* _Auszug_

■ ■ ■

Hintergrund für Streckenbau ist vor allem, das Teilheim ja ziemlich unerwünscht ist und Würzburg ein wenig ab vom Schlag ist, wenn man nicht unbedingt das Auto mit dem Freerider beladen möchte.
Jetzt wollen wir die Sache mal anders aufziehen und uns erstmal umhören, wer denn von so einer Strecke was hätte. Wenn wir mehr Leute sind, können wir hoffentlich effektiver darum werben.
Daher bitte ich mal alle Leute, die daran Interesse haben und vor allem auch direkt aus dem Ochsenfurter Raum kommen, sich zu melden.
Danke!
Achja, hier gibt es auch eine Interessengemeinschaft: http://www.mtb-news.de/forum/group.php?groupid=811


----------



## Maddin M. (26. Januar 2012)

Hört sich gut an! Bin auch des öfteren rund um Ochsenfurt (v.a. Goßmannsdorf) unterwegs. Wo genau wäre denn eine Strecke angedacht?


----------



## MTB-News.de




----------



## barozini (26. Januar 2012)

hey ich glaub wir kennen uns sogar, sind wir uns nicht mal in winterhausen über den weg gefahren?

■ ■ ■

* _Datenzeilen_
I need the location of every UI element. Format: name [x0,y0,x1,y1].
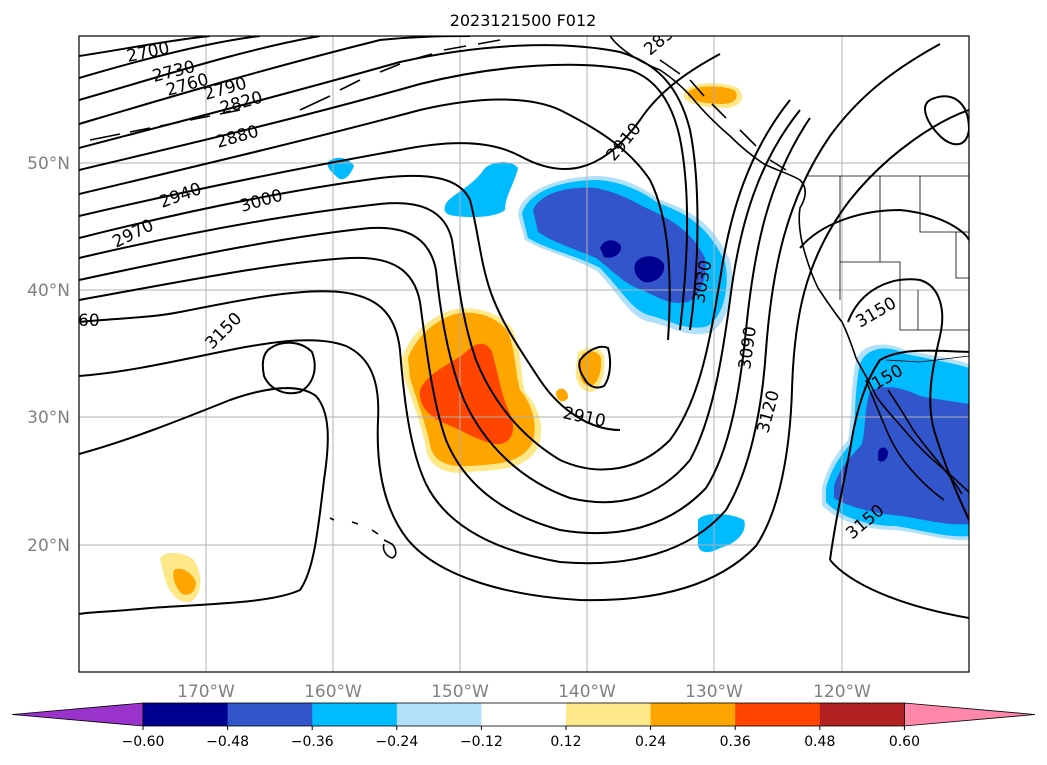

■ ■ ■

* _Aufgaben zur Übung_
(A) Fasse den Auszug zur geplanten Strecke bei Ochsenfurt in zwei Sätzen zusammen.
(B) Schreibe den Auszug zur geplanten Strecke bei Ochsenfurt im Anschluss an seinen letzten Satz weiter.
Die Daten spielen hierfür keine Rolle.

* _Gegebene Antworten_
(A) Da Teilheim ziemlich unerwünscht und Würzburg ohne Auto etwas abgelegen ist, soll zunächst ermittelt werden, wer von einer Strecke etwas hätte; Interessierte, vor allem aus dem Ochsenfurter Raum, werden gebeten, sich zu melden. Maddin M. findet die Idee gut und fragt, wo genau die Strecke angedacht ist, während barozini fragt, ob man sich nicht schon einmal in Winterhausen über den Weg gefahren sei.

(B)
in jedem fall sind wir im moment noch dabei, eine mannschaft zusammenzubekommen. eine strecke gibt es noch nicht, wir haben ein paar vorschläge mit denen wir uns an die stadtverwaltung wenden wollen, sobald wir ne gruppe hinter uns haben.


----------



## Maddin M. (26. Januar 2012)

Ja genau, hatten uns im Hohlweg mal getroffen (und glaube auch mal in Theilheim). Wäre auf jeden Fall cool, wenn sich da was Legales ergeben könnte! Nachdem in Höchberg ja auch recht viel platt gemacht wurde, wäre ne neue Strecke wünschenswert!


----------



## XaverB (1. November 2017)

Servus, ist jetzt schon ein paar Jahre her, dass ihr geschrieben habt, aber hat sich was getan, oder habt ihr ne Gruppe, in der ihr regelmäßig fahrt, dass ich da mal mitfahren könnte?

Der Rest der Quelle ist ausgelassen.